=== RAW DATA ===

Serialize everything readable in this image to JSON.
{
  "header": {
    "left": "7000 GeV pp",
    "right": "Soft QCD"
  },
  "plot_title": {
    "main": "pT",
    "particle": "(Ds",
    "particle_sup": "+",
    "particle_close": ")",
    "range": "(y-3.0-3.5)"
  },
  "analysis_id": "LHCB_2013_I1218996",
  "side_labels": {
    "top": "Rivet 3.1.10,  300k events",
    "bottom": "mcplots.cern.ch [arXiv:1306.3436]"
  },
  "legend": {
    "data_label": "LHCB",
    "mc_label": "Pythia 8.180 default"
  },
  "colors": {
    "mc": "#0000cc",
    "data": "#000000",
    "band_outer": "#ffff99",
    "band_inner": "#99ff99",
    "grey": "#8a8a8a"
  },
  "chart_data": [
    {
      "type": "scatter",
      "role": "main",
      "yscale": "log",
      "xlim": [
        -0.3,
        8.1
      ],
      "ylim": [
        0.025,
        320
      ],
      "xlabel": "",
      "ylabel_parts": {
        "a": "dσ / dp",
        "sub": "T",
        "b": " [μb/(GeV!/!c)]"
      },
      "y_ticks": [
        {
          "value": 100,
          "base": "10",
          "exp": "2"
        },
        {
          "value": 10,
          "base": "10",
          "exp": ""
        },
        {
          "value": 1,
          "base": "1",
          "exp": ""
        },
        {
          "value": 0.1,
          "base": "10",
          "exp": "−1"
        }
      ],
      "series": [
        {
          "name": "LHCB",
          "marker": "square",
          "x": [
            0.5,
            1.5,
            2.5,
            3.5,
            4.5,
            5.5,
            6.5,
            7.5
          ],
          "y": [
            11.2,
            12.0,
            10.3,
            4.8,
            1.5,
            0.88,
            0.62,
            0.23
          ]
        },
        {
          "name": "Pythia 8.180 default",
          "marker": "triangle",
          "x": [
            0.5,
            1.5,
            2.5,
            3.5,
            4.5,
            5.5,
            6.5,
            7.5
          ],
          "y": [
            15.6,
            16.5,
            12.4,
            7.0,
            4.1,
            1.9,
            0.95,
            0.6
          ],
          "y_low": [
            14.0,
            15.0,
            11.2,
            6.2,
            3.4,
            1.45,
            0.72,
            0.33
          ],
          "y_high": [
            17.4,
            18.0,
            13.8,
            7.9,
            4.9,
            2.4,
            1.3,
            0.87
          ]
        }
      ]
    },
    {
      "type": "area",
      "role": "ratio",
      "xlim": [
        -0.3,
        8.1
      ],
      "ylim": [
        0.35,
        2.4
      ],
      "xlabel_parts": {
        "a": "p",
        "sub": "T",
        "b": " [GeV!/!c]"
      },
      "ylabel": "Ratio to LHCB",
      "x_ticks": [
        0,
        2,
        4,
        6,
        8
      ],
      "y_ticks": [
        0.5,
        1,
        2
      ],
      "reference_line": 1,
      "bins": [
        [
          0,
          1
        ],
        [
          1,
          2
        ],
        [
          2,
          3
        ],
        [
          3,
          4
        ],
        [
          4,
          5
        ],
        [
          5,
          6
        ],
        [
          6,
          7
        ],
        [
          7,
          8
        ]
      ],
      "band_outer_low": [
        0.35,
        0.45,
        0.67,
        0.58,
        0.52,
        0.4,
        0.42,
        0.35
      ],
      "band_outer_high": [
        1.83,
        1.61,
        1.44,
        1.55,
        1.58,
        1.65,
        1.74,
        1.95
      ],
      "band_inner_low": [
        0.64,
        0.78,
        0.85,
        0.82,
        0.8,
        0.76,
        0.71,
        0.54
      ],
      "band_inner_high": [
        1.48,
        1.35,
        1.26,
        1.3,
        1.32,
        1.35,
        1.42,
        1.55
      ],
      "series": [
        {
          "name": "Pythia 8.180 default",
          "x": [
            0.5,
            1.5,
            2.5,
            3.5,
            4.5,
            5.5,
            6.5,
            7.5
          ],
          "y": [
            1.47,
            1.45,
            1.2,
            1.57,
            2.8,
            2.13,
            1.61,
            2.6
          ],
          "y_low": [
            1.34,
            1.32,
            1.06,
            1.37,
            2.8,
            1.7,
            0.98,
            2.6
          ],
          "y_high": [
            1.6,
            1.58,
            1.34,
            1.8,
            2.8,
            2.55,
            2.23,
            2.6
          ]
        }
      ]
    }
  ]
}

===

### GOAL OF THE EXERCISE
Reproduce the material verbatim, line by line.

### CORRECT OUTPUT
Serialize everything readable in this image to JSON.
{
  "header": {
    "left": "7000 GeV pp",
    "right": "Soft QCD"
  },
  "plot_title": {
    "main": "pT",
    "particle": "(Ds",
    "particle_sup": "+",
    "particle_close": ")",
    "range": "(y-3.0-3.5)"
  },
  "analysis_id": "LHCB_2013_I1218996",
  "side_labels": {
    "top": "Rivet 3.1.10,  300k events",
    "bottom": "mcplots.cern.ch [arXiv:1306.3436]"
  },
  "legend": {
    "data_label": "LHCB",
    "mc_label": "Pythia 8.180 default"
  },
  "colors": {
    "mc": "#0000cc",
    "data": "#000000",
    "band_outer": "#ffff99",
    "band_inner": "#99ff99",
    "grey": "#8a8a8a"
  },
  "chart_data": [
    {
      "type": "scatter",
      "role": "main",
      "yscale": "log",
      "xlim": [
        -0.3,
        8.1
      ],
      "ylim": [
        0.025,
        320
      ],
      "xlabel": "",
      "ylabel_parts": {
        "a": "dσ / dp",
        "sub": "T",
        "b": " [μb/(GeV!/!c)]"
      },
      "y_ticks": [
        {
          "value": 100,
          "base": "10",
          "exp": "2"
        },
        {
          "value": 10,
          "base": "10",
          "exp": ""
        },
        {
          "value": 1,
          "base": "1",
          "exp": ""
        },
        {
          "value": 0.1,
          "base": "10",
          "exp": "−1"
        }
      ],
      "series": [
        {
          "name": "LHCB",
          "marker": "square",
          "x": [
            0.5,
            1.5,
            2.5,
            3.5,
            4.5,
            5.5,
            6.5,
            7.5
          ],
          "y": [
            11.2,
            12.0,
            10.3,
            4.8,
            1.5,
            0.88,
            0.62,
            0.23
          ]
        },
        {
          "name": "Pythia 8.180 default",
          "marker": "triangle",
          "x": [
            0.5,
            1.5,
            2.5,
            3.5,
            4.5,
            5.5,
            6.5,
            7.5
          ],
          "y": [
            15.6,
            16.5,
            12.4,
            7.0,
            4.1,
            1.9,
            0.95,
            0.6
          ],
          "y_low": [
            14.0,
            15.0,
            11.2,
            6.2,
            3.4,
            1.45,
            0.72,
            0.33
          ],
          "y_high": [
            17.4,
            18.0,
            13.8,
            7.9,
            4.9,
            2.4,
            1.3,
            0.87
          ]
        }
      ]
    },
    {
      "type": "area",
      "role": "ratio",
      "xlim": [
        -0.3,
        8.1
      ],
      "ylim": [
        0.35,
        2.4
      ],
      "xlabel_parts": {
        "a": "p",
        "sub": "T",
        "b": " [GeV!/!c]"
      },
      "ylabel": "Ratio to LHCB",
      "x_ticks": [
        0,
        2,
        4,
        6,
        8
      ],
      "y_ticks": [
        0.5,
        1,
        2
      ],
      "reference_line": 1,
      "bins": [
        [
          0,
          1
        ],
        [
          1,
          2
        ],
        [
          2,
          3
        ],
        [
          3,
          4
        ],
        [
          4,
          5
        ],
        [
          5,
          6
        ],
        [
          6,
          7
        ],
        [
          7,
          8
        ]
      ],
      "band_outer_low": [
        0.35,
        0.45,
        0.67,
        0.58,
        0.52,
        0.4,
        0.42,
        0.35
      ],
      "band_outer_high": [
        1.83,
        1.61,
        1.44,
        1.55,
        1.58,
        1.65,
        1.74,
        1.95
      ],
      "band_inner_low": [
        0.64,
        0.78,
        0.85,
        0.82,
        0.8,
        0.76,
        0.71,
        0.54
      ],
      "band_inner_high": [
        1.48,
        1.35,
        1.26,
        1.3,
        1.32,
        1.35,
        1.42,
        1.55
      ],
      "series": [
        {
          "name": "Pythia 8.180 default",
          "x": [
            0.5,
            1.5,
            2.5,
            3.5,
            4.5,
            5.5,
            6.5,
            7.5
          ],
          "y": [
            1.47,
            1.45,
            1.2,
            1.57,
            2.8,
            2.13,
            1.61,
            2.6
          ],
          "y_low": [
            1.34,
            1.32,
            1.06,
            1.37,
            2.8,
            1.7,
            0.98,
            2.6
          ],
          "y_high": [
            1.6,
            1.58,
            1.34,
            1.8,
            2.8,
            2.55,
            2.23,
            2.6
          ]
        }
      ]
    }
  ]
}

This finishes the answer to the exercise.